Text excerpt
┌────────

    While it is delightful to place this work next to my copies of De Vermis Mysteriis, Sprenger’s Malleus Maleficarum and the accursed 1832 edition of Burke’s Landed Gentry, I am certainly willing to purchase a fresh copy as a companion to his new thriller, The Hermetic Millenia, provided only that Mr Wright makes good on his promise to sacrifice those ugly cats. Exterminate all the brutes!

    Although cats are disgusting vermin that must be put down, I must warn against any plan to consume their meat in a stew. It is just too dangerous. Science tells us that cats are infested with symbiotic parasites that lodge in the brains of those unfortunates exposed to cats. These parasites then control the minds of the human victim, convincing him to shelter cats, to feed cats and to serve all cat purposes. There are even sad cases where the infested human’s perceptions are so disordered, so that he finds the cats “cute”, and “fluffy”, rather than as the diseased and repulsive beasts they truly are. Any such infested humans should be reported for medical decontamination at once.

    At least, that is what the parasites from my faithful golden retriever, Scout, are telling my brain. He is truly man’s best friend.

    • Comment by Sean Michael:

      Hi, “nostreculsis”:

      One point puzzles me. What makes the 1832 edition of BURKE’S LANDED GENTRY “accursed”? And I actually have a copy (translated) of the MALLEUS MALEFICARUM, btw.

      Sincerely, Sean M. Brooks

      • Comment by Nostreculsus:

        The tale of the 1832 edition of Burke’s Landed Gentry was told to me in whispers by my rich Uncle Ebenezer, who keeps a copy under lock and key. He does not dare to read this accursed text.

        I seems that when this compendium was being prepared, the editors excluded a certain Mr Karswell of Lufford Abbey, Warwickshire. Now Mr Karswell styled himself an alchemist and arranged for certain unsavoury additions to the printer’s ink.

        Somehow, the book gives the true origins of the wealth and social position of all those listed. Of course, it was suppressed and no one who has this volume will admit its existence except to others also implicated in its guilty secrets.
└────────
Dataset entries
┌────────
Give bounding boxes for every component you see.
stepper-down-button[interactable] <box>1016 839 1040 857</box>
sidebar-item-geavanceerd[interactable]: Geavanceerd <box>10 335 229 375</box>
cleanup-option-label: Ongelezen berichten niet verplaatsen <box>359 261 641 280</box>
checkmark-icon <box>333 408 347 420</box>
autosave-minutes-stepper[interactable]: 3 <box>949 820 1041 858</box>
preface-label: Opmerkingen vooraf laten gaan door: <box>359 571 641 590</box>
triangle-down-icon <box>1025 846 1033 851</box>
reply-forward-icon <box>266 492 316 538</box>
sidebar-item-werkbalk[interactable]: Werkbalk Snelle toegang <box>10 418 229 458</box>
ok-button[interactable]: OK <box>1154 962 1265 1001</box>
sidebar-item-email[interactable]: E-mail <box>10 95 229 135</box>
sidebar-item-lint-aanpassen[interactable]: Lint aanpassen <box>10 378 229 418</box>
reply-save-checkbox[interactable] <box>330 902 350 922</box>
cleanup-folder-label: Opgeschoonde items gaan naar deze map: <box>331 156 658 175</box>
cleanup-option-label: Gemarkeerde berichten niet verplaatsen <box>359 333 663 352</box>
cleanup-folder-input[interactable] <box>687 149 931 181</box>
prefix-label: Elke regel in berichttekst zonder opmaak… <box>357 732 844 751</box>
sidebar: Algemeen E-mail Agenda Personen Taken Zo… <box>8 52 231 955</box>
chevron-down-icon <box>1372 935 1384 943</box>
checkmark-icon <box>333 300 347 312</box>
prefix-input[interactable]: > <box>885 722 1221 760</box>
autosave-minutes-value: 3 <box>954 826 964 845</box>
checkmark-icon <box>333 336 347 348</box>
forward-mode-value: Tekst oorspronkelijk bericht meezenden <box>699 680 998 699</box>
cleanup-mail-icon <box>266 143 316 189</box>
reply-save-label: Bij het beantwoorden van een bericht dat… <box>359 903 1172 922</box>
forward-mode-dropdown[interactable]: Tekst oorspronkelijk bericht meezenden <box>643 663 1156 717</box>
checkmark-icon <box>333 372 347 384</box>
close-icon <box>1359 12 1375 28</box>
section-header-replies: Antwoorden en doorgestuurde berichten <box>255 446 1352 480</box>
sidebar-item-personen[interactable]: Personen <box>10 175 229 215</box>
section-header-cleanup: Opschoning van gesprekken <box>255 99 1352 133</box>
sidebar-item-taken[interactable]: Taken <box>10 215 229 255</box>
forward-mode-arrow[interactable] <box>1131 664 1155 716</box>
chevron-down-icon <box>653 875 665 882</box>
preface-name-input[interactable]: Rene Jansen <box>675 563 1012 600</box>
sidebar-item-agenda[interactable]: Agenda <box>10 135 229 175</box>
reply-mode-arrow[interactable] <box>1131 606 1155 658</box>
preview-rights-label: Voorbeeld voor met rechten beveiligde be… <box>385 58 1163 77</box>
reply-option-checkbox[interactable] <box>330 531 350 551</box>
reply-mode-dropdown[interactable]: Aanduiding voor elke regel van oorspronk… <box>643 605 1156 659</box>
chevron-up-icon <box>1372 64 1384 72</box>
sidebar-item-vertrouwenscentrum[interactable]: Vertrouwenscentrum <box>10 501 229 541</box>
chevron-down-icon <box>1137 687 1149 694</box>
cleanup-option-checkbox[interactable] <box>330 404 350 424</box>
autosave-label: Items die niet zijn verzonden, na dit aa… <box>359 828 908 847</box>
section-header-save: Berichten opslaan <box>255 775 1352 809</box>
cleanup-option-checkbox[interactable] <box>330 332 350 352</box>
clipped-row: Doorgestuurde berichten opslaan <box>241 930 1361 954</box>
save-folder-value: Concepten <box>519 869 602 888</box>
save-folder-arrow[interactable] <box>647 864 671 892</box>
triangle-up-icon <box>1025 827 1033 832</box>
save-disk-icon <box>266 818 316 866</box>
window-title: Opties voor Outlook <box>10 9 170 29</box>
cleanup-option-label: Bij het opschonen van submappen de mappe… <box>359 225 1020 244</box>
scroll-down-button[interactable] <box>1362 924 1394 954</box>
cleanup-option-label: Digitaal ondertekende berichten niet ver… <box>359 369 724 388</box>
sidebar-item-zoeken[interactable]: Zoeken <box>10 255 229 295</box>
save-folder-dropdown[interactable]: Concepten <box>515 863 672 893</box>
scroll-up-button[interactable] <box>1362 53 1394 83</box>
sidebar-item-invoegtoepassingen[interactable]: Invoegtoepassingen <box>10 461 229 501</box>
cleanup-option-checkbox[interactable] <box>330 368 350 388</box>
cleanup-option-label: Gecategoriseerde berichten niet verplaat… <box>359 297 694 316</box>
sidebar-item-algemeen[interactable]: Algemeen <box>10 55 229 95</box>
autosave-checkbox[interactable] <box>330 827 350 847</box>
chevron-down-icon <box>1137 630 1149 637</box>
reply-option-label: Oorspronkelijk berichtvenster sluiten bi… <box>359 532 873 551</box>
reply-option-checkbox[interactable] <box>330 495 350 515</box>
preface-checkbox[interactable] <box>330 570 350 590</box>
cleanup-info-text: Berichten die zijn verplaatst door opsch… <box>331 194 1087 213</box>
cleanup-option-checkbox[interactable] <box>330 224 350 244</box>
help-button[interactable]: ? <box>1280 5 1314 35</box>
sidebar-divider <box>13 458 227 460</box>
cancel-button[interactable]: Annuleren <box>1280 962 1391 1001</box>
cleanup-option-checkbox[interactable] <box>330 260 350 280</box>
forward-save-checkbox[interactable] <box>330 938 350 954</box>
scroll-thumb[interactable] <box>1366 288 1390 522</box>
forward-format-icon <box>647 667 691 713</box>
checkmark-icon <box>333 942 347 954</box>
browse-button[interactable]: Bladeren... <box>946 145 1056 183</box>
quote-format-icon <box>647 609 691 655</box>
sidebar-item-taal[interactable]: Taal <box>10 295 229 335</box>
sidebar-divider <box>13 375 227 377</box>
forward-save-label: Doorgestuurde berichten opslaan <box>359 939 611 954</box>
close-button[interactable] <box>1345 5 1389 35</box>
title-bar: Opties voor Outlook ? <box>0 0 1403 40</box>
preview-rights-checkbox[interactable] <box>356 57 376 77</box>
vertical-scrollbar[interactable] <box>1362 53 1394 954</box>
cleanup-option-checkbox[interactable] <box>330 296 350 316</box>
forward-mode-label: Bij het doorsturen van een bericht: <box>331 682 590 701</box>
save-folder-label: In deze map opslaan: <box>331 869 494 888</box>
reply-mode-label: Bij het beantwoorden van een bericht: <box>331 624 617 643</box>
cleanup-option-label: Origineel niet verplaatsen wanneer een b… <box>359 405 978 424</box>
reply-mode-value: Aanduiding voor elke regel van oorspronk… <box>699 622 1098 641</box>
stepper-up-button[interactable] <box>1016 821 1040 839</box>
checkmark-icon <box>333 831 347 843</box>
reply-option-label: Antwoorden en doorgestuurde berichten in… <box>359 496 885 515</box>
└────────
Required work
1. Answer these questions from the comment thread above:
(a) What is the name of the golden retriever mentioned in the thread?
(b) Of which work does Sean Michael say he owns a translated copy?
(c) Who keeps a copy of the 1832 edition of Burke's Landed Gentry under lock and key?
2. Please translate this sentence from the comment thread into Spanish: "He does not dare to read this accursed text."

Answer set
1.
(a) Scout
(b) The Malleus Maleficarum
(c) Uncle Ebenezer

2. No se atreve a leer este texto maldito.